Print all entries word for word.

***** Data for this exercise

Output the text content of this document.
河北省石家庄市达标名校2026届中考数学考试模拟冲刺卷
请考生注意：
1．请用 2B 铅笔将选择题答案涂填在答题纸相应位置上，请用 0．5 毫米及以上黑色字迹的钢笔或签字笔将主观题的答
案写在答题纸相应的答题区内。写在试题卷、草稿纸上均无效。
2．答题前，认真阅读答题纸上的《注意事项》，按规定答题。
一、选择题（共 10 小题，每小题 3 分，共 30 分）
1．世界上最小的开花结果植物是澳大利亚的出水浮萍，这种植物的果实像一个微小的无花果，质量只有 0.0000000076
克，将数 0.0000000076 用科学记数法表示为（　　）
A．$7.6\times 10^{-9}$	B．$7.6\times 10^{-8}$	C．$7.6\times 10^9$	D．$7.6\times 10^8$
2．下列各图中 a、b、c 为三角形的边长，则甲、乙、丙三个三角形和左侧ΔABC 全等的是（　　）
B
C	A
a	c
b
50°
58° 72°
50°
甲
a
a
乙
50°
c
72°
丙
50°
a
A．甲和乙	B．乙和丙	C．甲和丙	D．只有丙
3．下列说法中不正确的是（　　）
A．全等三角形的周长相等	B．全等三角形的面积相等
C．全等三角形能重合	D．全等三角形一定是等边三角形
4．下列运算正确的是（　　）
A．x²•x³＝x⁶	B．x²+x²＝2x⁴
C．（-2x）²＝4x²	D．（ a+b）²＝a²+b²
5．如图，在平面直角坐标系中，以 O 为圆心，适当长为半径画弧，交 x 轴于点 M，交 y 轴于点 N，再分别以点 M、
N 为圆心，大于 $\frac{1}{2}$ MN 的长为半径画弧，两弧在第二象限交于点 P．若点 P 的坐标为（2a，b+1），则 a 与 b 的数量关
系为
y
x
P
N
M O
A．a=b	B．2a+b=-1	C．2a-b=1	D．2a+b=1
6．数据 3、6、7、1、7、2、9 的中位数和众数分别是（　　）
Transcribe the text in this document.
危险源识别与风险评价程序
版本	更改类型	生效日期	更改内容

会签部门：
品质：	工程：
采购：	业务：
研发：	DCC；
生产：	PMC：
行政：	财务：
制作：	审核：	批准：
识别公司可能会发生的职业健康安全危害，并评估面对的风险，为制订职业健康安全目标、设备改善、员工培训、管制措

**********

■ Result for this exercise:
Output the text content of this document.
河北省石家庄市达标名校2026届中考数学考试模拟冲刺卷
请考生注意：
1．请用 2B 铅笔将选择题答案涂填在答题纸相应位置上，请用 0．5 毫米及以上黑色字迹的钢笔或签字笔将主观题的答
案写在答题纸相应的答题区内。写在试题卷、草稿纸上均无效。
2．答题前，认真阅读答题纸上的《注意事项》，按规定答题。
一、选择题（共 10 小题，每小题 3 分，共 30 分）
1．世界上最小的开花结果植物是澳大利亚的出水浮萍，这种植物的果实像一个微小的无花果，质量只有 0.0000000076
克，将数 0.0000000076 用科学记数法表示为（　　）
A．$7.6\times 10^{-9}$	B．$7.6\times 10^{-8}$	C．$7.6\times 10^9$	D．$7.6\times 10^8$
2．下列各图中 a、b、c 为三角形的边长，则甲、乙、丙三个三角形和左侧ΔABC 全等的是（　　）
B
C	A
a	c
b
50°
58° 72°
50°
甲
a
a
乙
50°
c
72°
丙
50°
a
A．甲和乙	B．乙和丙	C．甲和丙	D．只有丙
3．下列说法中不正确的是（　　）
A．全等三角形的周长相等	B．全等三角形的面积相等
C．全等三角形能重合	D．全等三角形一定是等边三角形
4．下列运算正确的是（　　）
A．x²•x³＝x⁶	B．x²+x²＝2x⁴
C．（-2x）²＝4x²	D．（ a+b）²＝a²+b²
5．如图，在平面直角坐标系中，以 O 为圆心，适当长为半径画弧，交 x 轴于点 M，交 y 轴于点 N，再分别以点 M、
N 为圆心，大于 $\frac{1}{2}$ MN 的长为半径画弧，两弧在第二象限交于点 P．若点 P 的坐标为（2a，b+1），则 a 与 b 的数量关
系为
y
x
P
N
M O
A．a=b	B．2a+b=-1	C．2a-b=1	D．2a+b=1
6．数据 3、6、7、1、7、2、9 的中位数和众数分别是（　　）
Transcribe the text in this document.
危险源识别与风险评价程序
版本	更改类型	生效日期	更改内容

会签部门：
品质：	工程：
采购：	业务：
研发：	DCC；
生产：	PMC：
行政：	财务：
制作：	审核：	批准：
识别公司可能会发生的职业健康安全危害，并评估面对的风险，为制订职业健康安全目标、设备改善、员工培训、管制措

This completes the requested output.